Task:
Skip any picture you find and retype all the remaining lines exactly.

Data to use:
────────────────────────────────────────

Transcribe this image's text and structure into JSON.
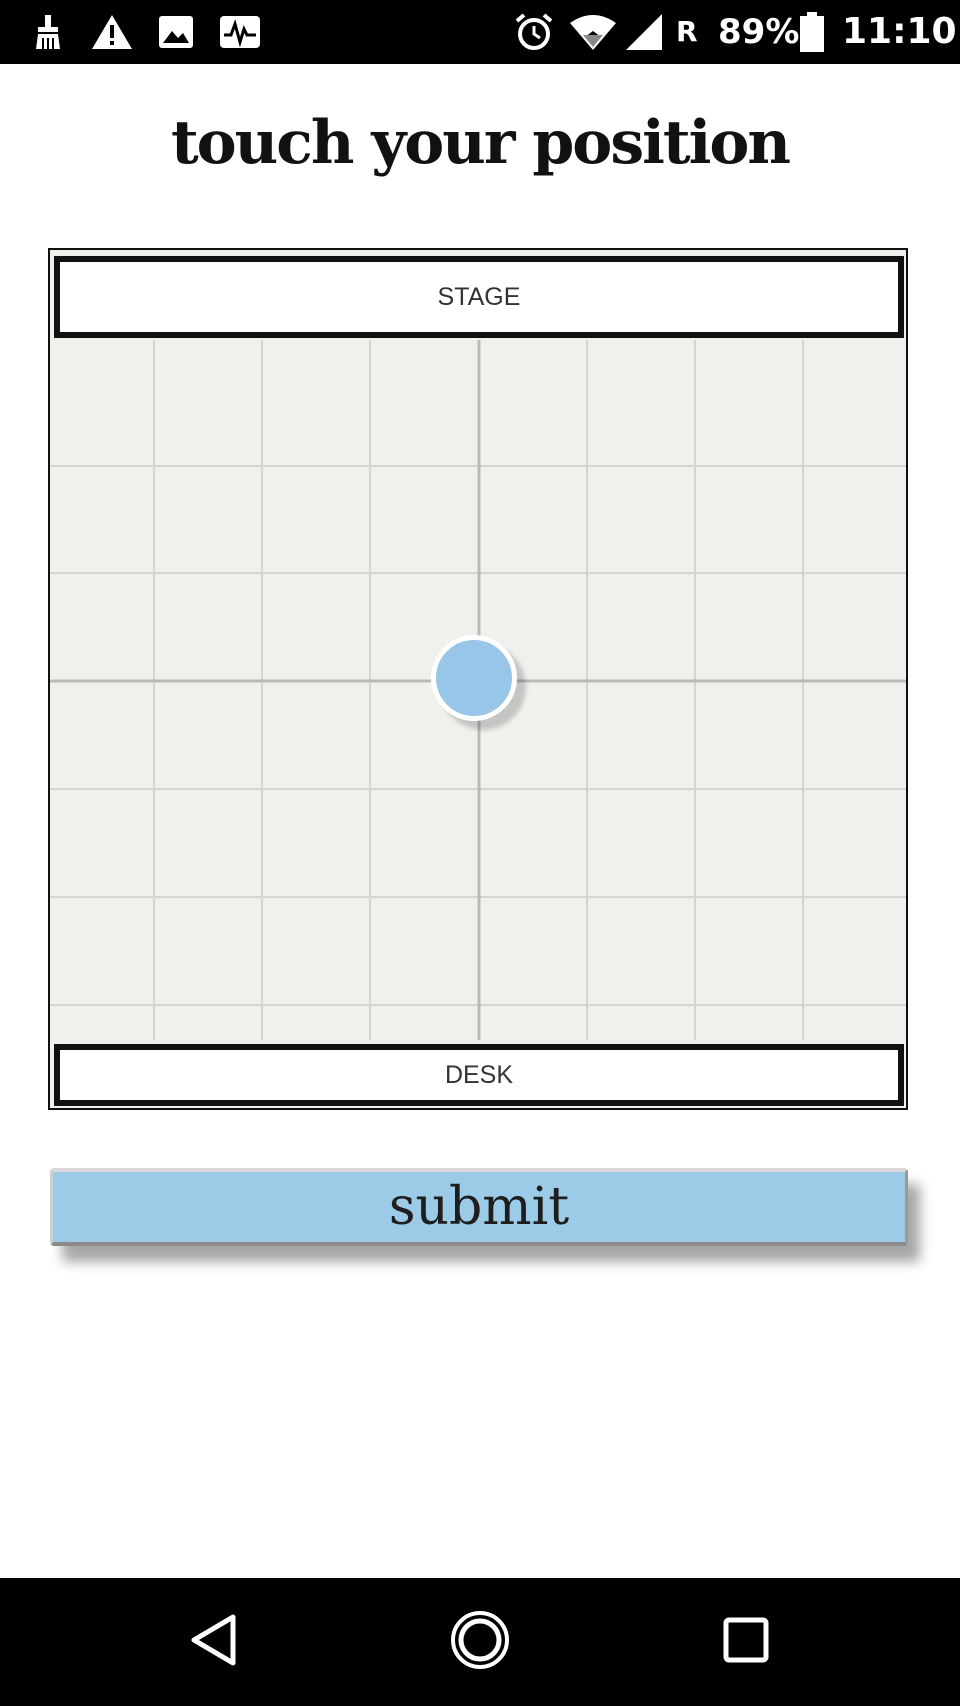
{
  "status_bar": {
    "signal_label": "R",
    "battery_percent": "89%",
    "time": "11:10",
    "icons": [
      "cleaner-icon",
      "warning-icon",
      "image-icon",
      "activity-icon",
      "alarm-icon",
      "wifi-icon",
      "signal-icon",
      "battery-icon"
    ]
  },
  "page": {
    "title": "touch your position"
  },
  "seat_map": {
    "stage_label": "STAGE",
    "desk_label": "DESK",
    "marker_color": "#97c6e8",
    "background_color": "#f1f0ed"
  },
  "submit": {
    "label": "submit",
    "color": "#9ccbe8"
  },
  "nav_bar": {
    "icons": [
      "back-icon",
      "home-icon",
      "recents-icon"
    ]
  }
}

────────────────────────────────────────

Written reply:
Transcribe this image's text and structure into JSON.
{
  "status_bar": {
    "signal_label": "R",
    "battery_percent": "89%",
    "time": "11:10",
    "icons": [
      "cleaner-icon",
      "warning-icon",
      "image-icon",
      "activity-icon",
      "alarm-icon",
      "wifi-icon",
      "signal-icon",
      "battery-icon"
    ]
  },
  "page": {
    "title": "touch your position"
  },
  "seat_map": {
    "stage_label": "STAGE",
    "desk_label": "DESK",
    "marker_color": "#97c6e8",
    "background_color": "#f1f0ed"
  },
  "submit": {
    "label": "submit",
    "color": "#9ccbe8"
  },
  "nav_bar": {
    "icons": [
      "back-icon",
      "home-icon",
      "recents-icon"
    ]
  }
}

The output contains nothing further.